[Stored items]
######
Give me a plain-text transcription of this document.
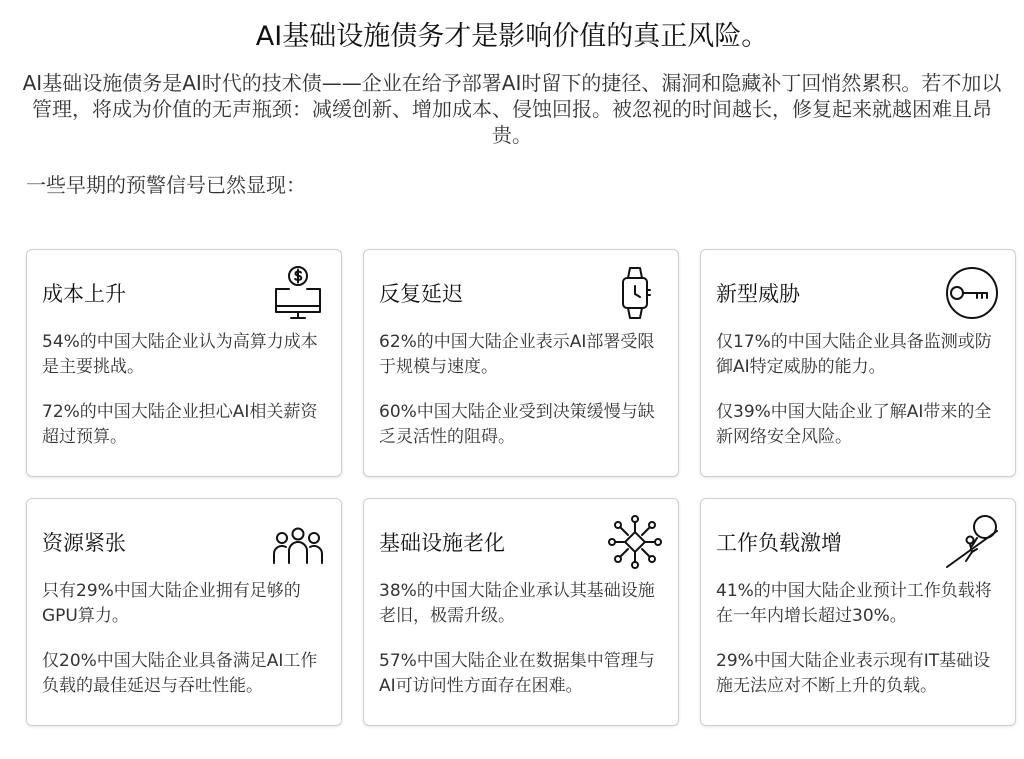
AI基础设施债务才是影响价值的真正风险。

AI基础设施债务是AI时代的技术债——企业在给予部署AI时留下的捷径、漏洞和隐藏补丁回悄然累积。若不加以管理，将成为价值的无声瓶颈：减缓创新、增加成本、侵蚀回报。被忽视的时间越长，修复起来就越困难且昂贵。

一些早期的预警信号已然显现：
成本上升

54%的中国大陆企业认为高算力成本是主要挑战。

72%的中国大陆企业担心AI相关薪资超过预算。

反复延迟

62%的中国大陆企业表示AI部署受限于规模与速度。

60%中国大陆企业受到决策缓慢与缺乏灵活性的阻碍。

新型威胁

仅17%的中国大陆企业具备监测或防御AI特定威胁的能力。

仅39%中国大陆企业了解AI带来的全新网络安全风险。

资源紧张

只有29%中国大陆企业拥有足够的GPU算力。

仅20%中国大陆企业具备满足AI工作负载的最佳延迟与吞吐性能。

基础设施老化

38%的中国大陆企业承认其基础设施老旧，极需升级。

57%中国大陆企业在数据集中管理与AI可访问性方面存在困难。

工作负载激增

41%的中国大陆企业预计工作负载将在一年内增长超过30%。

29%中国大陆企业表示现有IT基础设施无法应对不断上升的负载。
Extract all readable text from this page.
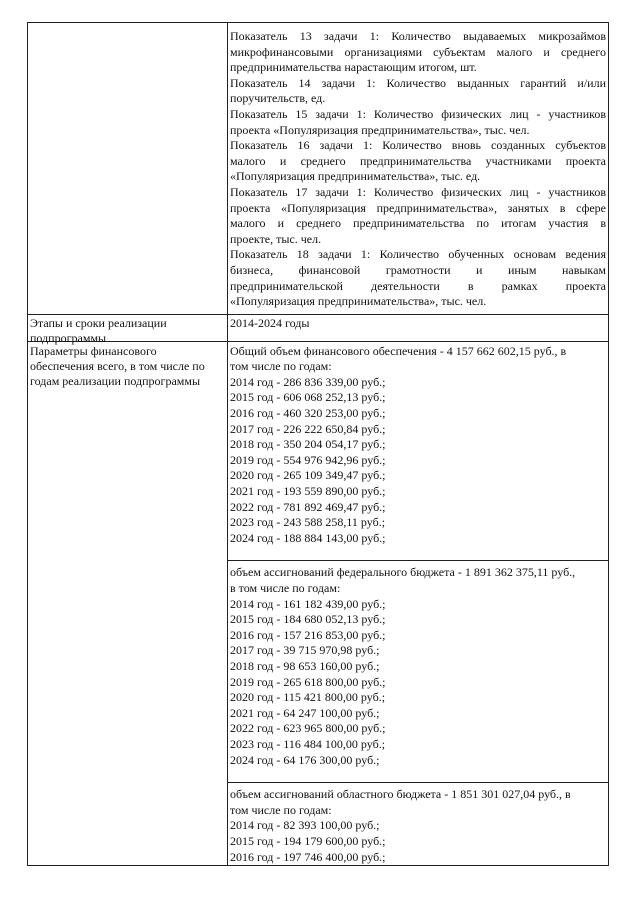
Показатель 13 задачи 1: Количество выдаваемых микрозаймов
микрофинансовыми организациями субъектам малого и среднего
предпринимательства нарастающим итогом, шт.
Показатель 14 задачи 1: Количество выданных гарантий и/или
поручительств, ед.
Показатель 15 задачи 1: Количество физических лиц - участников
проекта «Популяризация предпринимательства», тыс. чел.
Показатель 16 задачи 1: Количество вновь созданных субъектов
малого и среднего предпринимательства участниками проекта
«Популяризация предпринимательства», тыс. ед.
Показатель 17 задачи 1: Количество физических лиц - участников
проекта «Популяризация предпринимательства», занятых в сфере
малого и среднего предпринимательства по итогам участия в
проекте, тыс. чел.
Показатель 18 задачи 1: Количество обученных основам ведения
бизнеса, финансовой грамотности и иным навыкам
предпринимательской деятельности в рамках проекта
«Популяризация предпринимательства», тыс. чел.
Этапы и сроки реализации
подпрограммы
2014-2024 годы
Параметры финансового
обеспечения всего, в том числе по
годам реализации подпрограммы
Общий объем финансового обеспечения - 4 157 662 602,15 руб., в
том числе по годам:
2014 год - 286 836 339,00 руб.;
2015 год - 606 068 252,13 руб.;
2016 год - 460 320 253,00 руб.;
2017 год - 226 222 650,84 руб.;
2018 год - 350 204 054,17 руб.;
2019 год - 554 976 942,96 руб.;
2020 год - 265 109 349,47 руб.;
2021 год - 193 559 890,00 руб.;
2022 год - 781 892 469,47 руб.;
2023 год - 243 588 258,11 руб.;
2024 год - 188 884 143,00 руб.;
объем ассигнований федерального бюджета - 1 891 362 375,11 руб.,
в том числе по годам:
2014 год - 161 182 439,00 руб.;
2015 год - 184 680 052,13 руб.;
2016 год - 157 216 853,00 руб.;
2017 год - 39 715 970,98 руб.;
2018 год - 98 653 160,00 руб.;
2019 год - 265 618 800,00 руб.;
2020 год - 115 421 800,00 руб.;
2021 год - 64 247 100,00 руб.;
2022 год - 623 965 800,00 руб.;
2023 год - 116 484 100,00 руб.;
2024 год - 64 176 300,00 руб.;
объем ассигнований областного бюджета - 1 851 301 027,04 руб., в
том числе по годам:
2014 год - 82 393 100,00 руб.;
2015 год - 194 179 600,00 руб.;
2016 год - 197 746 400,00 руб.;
######
• _What you have to do_
Pick out the lines containing the word "text" and show them.

• _Task answer_
Give me a plain-text transcription of this document.
Extract all readable text from this page.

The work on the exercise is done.